▶ _DIRECTION_: Copy each line in which the string "Indonesia" occurs.
━━━ EXTRACTED RECORDS ━━━
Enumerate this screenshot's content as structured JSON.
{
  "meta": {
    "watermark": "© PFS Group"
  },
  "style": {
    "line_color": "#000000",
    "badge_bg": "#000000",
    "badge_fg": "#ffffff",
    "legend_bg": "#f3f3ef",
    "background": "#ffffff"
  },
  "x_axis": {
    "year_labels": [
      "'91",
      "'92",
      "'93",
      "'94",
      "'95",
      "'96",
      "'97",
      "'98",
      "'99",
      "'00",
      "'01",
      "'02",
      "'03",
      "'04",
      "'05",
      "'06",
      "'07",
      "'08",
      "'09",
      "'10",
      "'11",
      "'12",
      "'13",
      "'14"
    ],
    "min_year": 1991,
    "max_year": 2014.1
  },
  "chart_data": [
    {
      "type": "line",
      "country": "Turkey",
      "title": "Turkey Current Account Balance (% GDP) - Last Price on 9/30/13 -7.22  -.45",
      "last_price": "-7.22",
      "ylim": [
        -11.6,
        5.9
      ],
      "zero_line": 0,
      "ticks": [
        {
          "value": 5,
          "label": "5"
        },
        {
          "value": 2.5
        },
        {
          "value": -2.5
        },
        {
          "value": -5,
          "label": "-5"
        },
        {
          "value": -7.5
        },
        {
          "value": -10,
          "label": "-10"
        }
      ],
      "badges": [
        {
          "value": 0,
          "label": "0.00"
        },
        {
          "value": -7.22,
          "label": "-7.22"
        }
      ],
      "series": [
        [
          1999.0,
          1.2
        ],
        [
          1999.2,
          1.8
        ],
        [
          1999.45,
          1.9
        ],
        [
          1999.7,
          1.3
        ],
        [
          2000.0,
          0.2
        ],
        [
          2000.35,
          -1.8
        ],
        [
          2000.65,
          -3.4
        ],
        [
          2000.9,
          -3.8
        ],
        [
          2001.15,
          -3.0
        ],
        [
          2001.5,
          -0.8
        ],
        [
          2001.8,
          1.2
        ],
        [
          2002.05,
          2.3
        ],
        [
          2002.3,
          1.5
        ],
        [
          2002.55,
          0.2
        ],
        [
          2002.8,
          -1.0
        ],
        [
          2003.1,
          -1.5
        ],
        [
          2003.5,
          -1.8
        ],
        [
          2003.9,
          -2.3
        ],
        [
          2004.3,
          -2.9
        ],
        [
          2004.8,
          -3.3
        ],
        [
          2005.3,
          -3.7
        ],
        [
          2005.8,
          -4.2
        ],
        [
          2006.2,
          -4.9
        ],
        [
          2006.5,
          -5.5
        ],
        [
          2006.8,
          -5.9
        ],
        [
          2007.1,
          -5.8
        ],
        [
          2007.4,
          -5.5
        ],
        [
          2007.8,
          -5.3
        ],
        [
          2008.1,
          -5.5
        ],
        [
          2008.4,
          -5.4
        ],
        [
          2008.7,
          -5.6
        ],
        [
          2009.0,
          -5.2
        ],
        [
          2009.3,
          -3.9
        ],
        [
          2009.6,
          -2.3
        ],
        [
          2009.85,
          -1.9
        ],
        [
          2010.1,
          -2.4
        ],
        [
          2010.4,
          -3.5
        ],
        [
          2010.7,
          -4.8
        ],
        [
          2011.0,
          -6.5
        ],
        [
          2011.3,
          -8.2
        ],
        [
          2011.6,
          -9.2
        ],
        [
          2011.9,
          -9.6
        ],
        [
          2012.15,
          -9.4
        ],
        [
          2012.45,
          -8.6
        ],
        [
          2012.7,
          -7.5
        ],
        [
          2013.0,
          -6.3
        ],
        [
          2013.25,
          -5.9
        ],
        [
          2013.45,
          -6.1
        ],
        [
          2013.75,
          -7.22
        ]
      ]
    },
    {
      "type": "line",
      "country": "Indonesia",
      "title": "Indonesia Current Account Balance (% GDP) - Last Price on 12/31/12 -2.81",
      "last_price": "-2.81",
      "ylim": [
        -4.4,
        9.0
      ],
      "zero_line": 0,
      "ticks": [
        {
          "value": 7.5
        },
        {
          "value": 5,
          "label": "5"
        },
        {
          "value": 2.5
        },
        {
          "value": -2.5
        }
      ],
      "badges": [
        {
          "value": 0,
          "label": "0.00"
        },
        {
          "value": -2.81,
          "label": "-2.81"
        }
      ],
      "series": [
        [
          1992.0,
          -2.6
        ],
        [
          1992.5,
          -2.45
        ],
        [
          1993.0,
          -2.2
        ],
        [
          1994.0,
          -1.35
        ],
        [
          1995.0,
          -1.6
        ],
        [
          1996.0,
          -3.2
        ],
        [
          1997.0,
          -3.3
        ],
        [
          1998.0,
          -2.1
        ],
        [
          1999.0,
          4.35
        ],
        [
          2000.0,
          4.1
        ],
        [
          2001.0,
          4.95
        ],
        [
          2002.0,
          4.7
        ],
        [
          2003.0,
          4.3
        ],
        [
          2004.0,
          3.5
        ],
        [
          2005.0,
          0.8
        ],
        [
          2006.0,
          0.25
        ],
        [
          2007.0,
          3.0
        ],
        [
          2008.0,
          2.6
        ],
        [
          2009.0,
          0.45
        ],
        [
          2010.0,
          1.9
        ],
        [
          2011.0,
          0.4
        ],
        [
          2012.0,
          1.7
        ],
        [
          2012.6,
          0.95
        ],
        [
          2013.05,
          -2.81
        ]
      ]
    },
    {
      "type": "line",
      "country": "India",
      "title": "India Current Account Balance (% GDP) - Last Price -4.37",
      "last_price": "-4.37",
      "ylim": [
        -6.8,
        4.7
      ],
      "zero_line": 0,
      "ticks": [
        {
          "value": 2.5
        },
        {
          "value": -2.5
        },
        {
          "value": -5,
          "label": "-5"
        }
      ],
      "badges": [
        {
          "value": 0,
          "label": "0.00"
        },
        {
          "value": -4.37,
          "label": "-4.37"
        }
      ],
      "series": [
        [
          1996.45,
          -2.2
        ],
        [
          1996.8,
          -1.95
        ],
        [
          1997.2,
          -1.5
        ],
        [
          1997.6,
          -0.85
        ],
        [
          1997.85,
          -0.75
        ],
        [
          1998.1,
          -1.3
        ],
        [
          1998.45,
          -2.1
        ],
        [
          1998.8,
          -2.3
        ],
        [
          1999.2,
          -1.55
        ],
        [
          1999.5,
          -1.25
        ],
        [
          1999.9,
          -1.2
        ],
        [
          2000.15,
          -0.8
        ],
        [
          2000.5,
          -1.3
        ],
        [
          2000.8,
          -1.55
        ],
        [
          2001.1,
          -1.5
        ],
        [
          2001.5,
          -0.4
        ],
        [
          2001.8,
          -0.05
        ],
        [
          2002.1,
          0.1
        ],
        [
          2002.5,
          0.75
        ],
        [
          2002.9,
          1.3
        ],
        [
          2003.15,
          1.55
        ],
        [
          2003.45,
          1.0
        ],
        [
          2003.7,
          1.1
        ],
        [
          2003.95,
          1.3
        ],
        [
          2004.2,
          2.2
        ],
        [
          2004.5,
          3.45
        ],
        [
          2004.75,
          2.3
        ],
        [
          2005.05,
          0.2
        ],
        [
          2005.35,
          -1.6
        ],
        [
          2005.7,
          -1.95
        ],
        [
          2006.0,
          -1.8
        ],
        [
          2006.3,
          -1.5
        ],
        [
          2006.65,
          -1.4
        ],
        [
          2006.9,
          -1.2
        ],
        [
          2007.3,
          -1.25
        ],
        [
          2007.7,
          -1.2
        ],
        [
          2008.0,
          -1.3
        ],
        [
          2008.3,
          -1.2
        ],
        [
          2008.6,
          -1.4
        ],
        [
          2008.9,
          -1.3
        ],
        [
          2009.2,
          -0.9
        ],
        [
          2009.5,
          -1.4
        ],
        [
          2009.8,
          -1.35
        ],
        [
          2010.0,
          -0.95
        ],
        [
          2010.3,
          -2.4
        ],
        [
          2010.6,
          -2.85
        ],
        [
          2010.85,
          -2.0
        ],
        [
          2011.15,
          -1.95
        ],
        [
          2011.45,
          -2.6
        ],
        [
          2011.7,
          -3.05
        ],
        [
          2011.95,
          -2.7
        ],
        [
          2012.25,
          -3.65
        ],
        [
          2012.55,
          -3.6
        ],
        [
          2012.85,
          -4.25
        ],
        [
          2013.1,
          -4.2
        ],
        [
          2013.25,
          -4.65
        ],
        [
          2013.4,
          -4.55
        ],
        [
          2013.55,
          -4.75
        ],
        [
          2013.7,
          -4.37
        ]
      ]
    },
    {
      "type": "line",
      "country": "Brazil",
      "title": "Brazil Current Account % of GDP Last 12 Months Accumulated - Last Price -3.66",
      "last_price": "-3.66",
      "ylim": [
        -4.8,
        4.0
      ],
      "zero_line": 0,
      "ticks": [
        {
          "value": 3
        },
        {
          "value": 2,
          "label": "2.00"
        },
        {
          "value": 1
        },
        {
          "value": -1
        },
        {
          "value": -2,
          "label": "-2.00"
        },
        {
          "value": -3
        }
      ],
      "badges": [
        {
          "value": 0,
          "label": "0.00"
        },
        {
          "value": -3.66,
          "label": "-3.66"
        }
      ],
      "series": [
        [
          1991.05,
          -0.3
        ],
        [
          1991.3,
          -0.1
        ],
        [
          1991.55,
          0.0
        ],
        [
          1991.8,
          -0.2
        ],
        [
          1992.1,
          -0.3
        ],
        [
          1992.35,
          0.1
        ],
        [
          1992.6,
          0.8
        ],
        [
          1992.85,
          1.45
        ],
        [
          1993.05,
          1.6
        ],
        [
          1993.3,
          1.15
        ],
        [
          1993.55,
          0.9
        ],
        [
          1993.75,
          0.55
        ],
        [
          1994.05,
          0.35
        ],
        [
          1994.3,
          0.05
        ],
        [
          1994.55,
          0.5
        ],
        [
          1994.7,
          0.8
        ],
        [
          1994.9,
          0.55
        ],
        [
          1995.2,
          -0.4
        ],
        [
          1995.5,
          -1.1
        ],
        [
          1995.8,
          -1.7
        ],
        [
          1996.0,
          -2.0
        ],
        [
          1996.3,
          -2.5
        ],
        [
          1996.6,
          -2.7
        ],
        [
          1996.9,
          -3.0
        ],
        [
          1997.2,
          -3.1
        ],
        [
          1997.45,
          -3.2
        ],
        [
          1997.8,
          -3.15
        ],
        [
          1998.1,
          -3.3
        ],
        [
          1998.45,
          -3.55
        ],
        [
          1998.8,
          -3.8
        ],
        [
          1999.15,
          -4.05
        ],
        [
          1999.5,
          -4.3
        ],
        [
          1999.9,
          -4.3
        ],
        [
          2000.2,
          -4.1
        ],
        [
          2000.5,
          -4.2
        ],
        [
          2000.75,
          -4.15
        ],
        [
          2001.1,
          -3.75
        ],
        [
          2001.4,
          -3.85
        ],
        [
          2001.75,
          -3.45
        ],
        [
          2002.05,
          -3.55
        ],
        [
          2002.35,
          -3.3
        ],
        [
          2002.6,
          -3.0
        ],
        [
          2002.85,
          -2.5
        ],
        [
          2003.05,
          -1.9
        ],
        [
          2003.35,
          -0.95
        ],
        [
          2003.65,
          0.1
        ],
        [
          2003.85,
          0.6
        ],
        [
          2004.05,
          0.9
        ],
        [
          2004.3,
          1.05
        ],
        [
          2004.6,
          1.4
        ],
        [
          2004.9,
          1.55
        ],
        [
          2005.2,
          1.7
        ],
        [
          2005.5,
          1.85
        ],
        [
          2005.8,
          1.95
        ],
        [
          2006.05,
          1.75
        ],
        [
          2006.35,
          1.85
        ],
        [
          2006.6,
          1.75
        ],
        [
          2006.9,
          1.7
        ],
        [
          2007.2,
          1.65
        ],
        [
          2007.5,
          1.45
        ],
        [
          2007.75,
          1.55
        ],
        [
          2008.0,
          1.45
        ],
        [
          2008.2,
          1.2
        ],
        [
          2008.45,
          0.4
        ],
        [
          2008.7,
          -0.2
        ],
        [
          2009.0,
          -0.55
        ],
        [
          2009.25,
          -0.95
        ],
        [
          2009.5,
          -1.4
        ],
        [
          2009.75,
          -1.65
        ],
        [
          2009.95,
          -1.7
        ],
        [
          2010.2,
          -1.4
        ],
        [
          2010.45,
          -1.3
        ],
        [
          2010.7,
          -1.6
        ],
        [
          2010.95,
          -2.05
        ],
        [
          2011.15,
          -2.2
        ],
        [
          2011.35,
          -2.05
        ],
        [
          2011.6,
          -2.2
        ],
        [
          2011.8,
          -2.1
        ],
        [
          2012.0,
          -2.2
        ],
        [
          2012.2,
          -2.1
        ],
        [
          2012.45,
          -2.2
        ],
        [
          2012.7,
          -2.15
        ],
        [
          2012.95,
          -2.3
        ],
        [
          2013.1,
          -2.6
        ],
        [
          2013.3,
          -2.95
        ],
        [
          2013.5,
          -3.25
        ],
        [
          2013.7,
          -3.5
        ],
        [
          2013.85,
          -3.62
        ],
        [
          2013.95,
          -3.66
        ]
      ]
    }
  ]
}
━━━
▶ _COMPLETED EXERCISE_:
      "country": "Indonesia",
      "title": "Indonesia Current Account Balance (% GDP) - Last Price on 12/31/12 -2.81",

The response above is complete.